[Data entries]
--- START ---

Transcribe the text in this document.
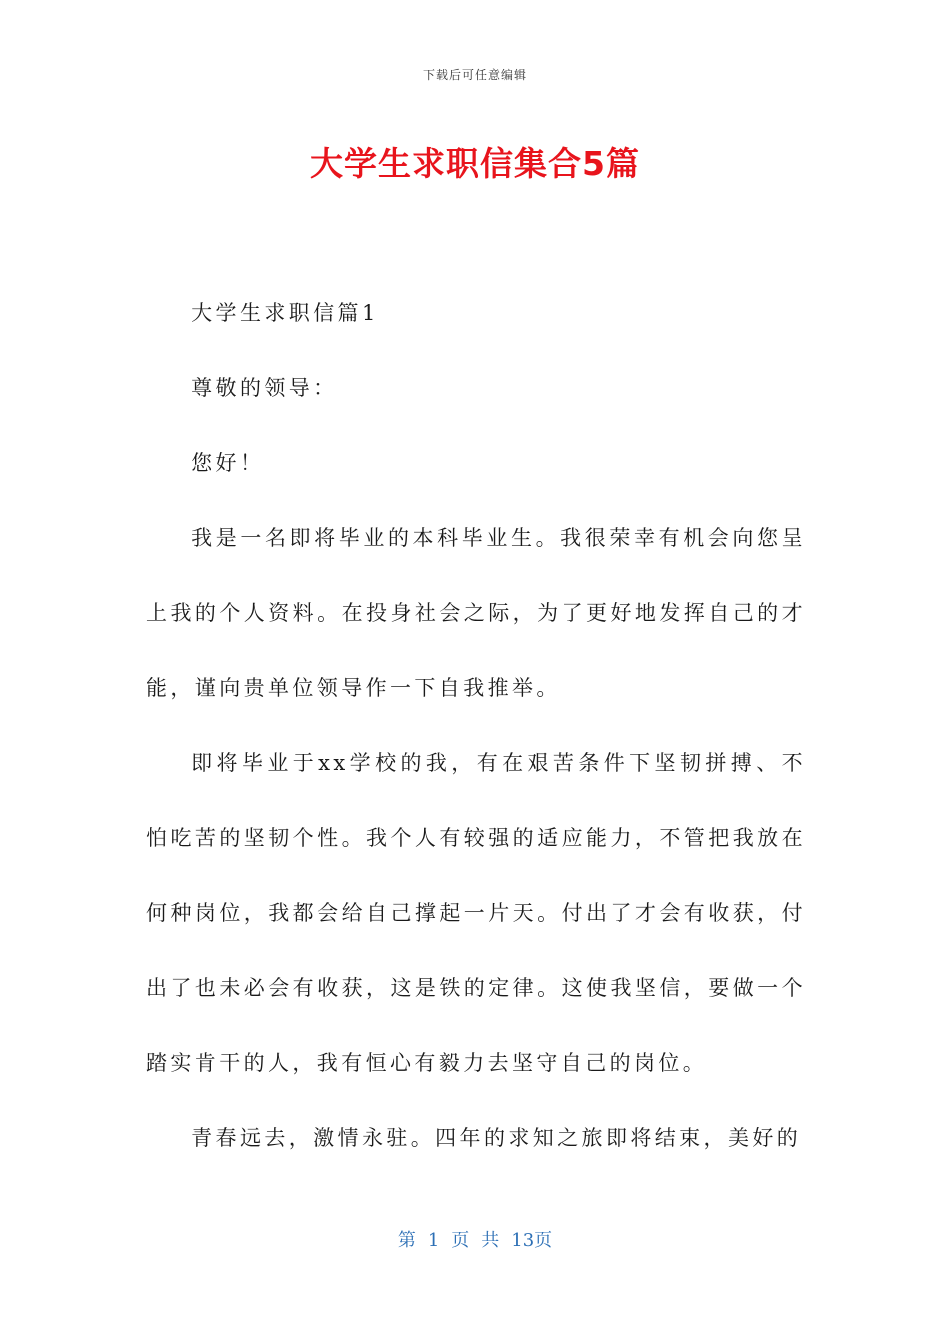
下载后可任意编辑
大学生求职信集合5篇

大学生求职信篇1

尊敬的领导：

您好！

我是一名即将毕业的本科毕业生。我很荣幸有机会向您呈上我的个人资料。在投身社会之际，为了更好地发挥自己的才能，谨向贵单位领导作一下自我推举。

即将毕业于xx学校的我，有在艰苦条件下坚韧拼搏、不怕吃苦的坚韧个性。我个人有较强的适应能力，不管把我放在何种岗位，我都会给自己撑起一片天。付出了才会有收获，付出了也未必会有收获，这是铁的定律。这使我坚信，要做一个踏实肯干的人，我有恒心有毅力去坚守自己的岗位。

青春远去，激情永驻。四年的求知之旅即将结束，美好的

第 1 页 共 13页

--- END ---

EXERCISE INSTRUCTIONS | Transcribe every line from the records above without alteration, and leave out the images.

ANSWER FOR THE TASK |
Transcribe the text in this document.
下载后可任意编辑
大学生求职信集合5篇

大学生求职信篇1

尊敬的领导：

您好！

我是一名即将毕业的本科毕业生。我很荣幸有机会向您呈上我的个人资料。在投身社会之际，为了更好地发挥自己的才能，谨向贵单位领导作一下自我推举。

即将毕业于xx学校的我，有在艰苦条件下坚韧拼搏、不怕吃苦的坚韧个性。我个人有较强的适应能力，不管把我放在何种岗位，我都会给自己撑起一片天。付出了才会有收获，付出了也未必会有收获，这是铁的定律。这使我坚信，要做一个踏实肯干的人，我有恒心有毅力去坚守自己的岗位。

青春远去，激情永驻。四年的求知之旅即将结束，美好的

第 1 页 共 13页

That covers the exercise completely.